### Exercise prompt
Restate the records exactly. Include all of them.

### Records shown
════
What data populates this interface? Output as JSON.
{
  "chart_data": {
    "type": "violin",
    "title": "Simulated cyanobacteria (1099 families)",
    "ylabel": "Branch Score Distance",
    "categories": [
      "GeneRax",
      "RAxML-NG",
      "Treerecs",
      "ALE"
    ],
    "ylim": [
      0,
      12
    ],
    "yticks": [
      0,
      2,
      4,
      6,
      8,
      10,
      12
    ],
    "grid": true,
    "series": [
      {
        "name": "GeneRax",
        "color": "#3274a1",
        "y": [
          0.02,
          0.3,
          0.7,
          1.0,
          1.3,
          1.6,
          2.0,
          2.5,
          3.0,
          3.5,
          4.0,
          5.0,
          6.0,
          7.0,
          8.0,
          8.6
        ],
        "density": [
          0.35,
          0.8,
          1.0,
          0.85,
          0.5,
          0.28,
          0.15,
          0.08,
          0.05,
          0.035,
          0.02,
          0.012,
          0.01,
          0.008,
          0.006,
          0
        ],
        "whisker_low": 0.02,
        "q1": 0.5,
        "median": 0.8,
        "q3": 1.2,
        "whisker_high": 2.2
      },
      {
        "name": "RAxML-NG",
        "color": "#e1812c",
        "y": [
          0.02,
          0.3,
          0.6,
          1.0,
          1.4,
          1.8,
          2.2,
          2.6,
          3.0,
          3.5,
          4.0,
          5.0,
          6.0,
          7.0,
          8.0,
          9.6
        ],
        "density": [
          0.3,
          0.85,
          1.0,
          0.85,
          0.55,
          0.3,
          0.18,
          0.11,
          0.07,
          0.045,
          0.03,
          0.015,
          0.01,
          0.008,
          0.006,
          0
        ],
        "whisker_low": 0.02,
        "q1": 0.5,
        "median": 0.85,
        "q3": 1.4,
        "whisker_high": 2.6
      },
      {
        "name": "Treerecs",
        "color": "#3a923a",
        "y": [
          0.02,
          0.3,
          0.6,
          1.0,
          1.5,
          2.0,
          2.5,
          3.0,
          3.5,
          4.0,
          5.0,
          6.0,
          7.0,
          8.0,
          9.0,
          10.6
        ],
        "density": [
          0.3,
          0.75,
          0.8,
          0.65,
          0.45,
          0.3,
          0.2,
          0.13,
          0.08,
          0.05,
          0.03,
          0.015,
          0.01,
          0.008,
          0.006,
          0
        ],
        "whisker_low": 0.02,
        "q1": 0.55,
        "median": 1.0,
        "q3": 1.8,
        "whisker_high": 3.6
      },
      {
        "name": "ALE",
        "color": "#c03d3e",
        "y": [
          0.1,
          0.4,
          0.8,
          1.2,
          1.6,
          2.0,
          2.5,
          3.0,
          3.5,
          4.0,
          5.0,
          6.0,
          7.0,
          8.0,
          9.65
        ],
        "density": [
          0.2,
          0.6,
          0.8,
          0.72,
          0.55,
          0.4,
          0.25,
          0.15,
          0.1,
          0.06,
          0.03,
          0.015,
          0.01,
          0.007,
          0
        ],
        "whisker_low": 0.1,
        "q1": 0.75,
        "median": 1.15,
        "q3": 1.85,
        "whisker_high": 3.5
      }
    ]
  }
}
════
### Problem solution
What data populates this interface? Output as JSON.
{
  "chart_data": {
    "type": "violin",
    "title": "Simulated cyanobacteria (1099 families)",
    "ylabel": "Branch Score Distance",
    "categories": [
      "GeneRax",
      "RAxML-NG",
      "Treerecs",
      "ALE"
    ],
    "ylim": [
      0,
      12
    ],
    "yticks": [
      0,
      2,
      4,
      6,
      8,
      10,
      12
    ],
    "grid": true,
    "series": [
      {
        "name": "GeneRax",
        "color": "#3274a1",
        "y": [
          0.02,
          0.3,
          0.7,
          1.0,
          1.3,
          1.6,
          2.0,
          2.5,
          3.0,
          3.5,
          4.0,
          5.0,
          6.0,
          7.0,
          8.0,
          8.6
        ],
        "density": [
          0.35,
          0.8,
          1.0,
          0.85,
          0.5,
          0.28,
          0.15,
          0.08,
          0.05,
          0.035,
          0.02,
          0.012,
          0.01,
          0.008,
          0.006,
          0
        ],
        "whisker_low": 0.02,
        "q1": 0.5,
        "median": 0.8,
        "q3": 1.2,
        "whisker_high": 2.2
      },
      {
        "name": "RAxML-NG",
        "color": "#e1812c",
        "y": [
          0.02,
          0.3,
          0.6,
          1.0,
          1.4,
          1.8,
          2.2,
          2.6,
          3.0,
          3.5,
          4.0,
          5.0,
          6.0,
          7.0,
          8.0,
          9.6
        ],
        "density": [
          0.3,
          0.85,
          1.0,
          0.85,
          0.55,
          0.3,
          0.18,
          0.11,
          0.07,
          0.045,
          0.03,
          0.015,
          0.01,
          0.008,
          0.006,
          0
        ],
        "whisker_low": 0.02,
        "q1": 0.5,
        "median": 0.85,
        "q3": 1.4,
        "whisker_high": 2.6
      },
      {
        "name": "Treerecs",
        "color": "#3a923a",
        "y": [
          0.02,
          0.3,
          0.6,
          1.0,
          1.5,
          2.0,
          2.5,
          3.0,
          3.5,
          4.0,
          5.0,
          6.0,
          7.0,
          8.0,
          9.0,
          10.6
        ],
        "density": [
          0.3,
          0.75,
          0.8,
          0.65,
          0.45,
          0.3,
          0.2,
          0.13,
          0.08,
          0.05,
          0.03,
          0.015,
          0.01,
          0.008,
          0.006,
          0
        ],
        "whisker_low": 0.02,
        "q1": 0.55,
        "median": 1.0,
        "q3": 1.8,
        "whisker_high": 3.6
      },
      {
        "name": "ALE",
        "color": "#c03d3e",
        "y": [
          0.1,
          0.4,
          0.8,
          1.2,
          1.6,
          2.0,
          2.5,
          3.0,
          3.5,
          4.0,
          5.0,
          6.0,
          7.0,
          8.0,
          9.65
        ],
        "density": [
          0.2,
          0.6,
          0.8,
          0.72,
          0.55,
          0.4,
          0.25,
          0.15,
          0.1,
          0.06,
          0.03,
          0.015,
          0.01,
          0.007,
          0
        ],
        "whisker_low": 0.1,
        "q1": 0.75,
        "median": 1.15,
        "q3": 1.85,
        "whisker_high": 3.5
      }
    ]
  }
}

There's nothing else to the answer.